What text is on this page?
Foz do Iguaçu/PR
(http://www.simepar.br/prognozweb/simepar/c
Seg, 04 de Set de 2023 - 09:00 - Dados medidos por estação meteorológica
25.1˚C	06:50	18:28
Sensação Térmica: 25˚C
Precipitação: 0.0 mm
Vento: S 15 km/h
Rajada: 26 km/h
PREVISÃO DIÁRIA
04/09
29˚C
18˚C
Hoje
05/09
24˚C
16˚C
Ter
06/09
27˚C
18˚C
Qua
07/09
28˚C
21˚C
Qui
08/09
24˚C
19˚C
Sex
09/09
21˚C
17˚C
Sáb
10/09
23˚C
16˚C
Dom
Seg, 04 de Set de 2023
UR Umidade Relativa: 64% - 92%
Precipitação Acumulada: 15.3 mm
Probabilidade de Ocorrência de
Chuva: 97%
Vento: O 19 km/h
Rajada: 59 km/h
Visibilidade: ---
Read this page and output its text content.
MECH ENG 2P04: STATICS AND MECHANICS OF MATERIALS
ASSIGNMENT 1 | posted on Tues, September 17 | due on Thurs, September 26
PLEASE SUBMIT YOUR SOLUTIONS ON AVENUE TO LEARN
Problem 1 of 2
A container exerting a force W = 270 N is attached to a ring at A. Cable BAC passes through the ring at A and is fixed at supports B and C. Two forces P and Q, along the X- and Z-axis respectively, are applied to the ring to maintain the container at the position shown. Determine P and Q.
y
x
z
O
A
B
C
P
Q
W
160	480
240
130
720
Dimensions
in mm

::::

Written request ▸ Output each entry precisely as given.

Exercise solution ▸
What text is on this page?
Foz do Iguaçu/PR
(http://www.simepar.br/prognozweb/simepar/c
Seg, 04 de Set de 2023 - 09:00 - Dados medidos por estação meteorológica
25.1˚C	06:50	18:28
Sensação Térmica: 25˚C
Precipitação: 0.0 mm
Vento: S 15 km/h
Rajada: 26 km/h
PREVISÃO DIÁRIA
04/09
29˚C
18˚C
Hoje
05/09
24˚C
16˚C
Ter
06/09
27˚C
18˚C
Qua
07/09
28˚C
21˚C
Qui
08/09
24˚C
19˚C
Sex
09/09
21˚C
17˚C
Sáb
10/09
23˚C
16˚C
Dom
Seg, 04 de Set de 2023
UR Umidade Relativa: 64% - 92%
Precipitação Acumulada: 15.3 mm
Probabilidade de Ocorrência de
Chuva: 97%
Vento: O 19 km/h
Rajada: 59 km/h
Visibilidade: ---
Read this page and output its text content.
MECH ENG 2P04: STATICS AND MECHANICS OF MATERIALS
ASSIGNMENT 1 | posted on Tues, September 17 | due on Thurs, September 26
PLEASE SUBMIT YOUR SOLUTIONS ON AVENUE TO LEARN
Problem 1 of 2
A container exerting a force W = 270 N is attached to a ring at A. Cable BAC passes through the ring at A and is fixed at supports B and C. Two forces P and Q, along the X- and Z-axis respectively, are applied to the ring to maintain the container at the position shown. Determine P and Q.
y
x
z
O
A
B
C
P
Q
W
160	480
240
130
720
Dimensions
in mm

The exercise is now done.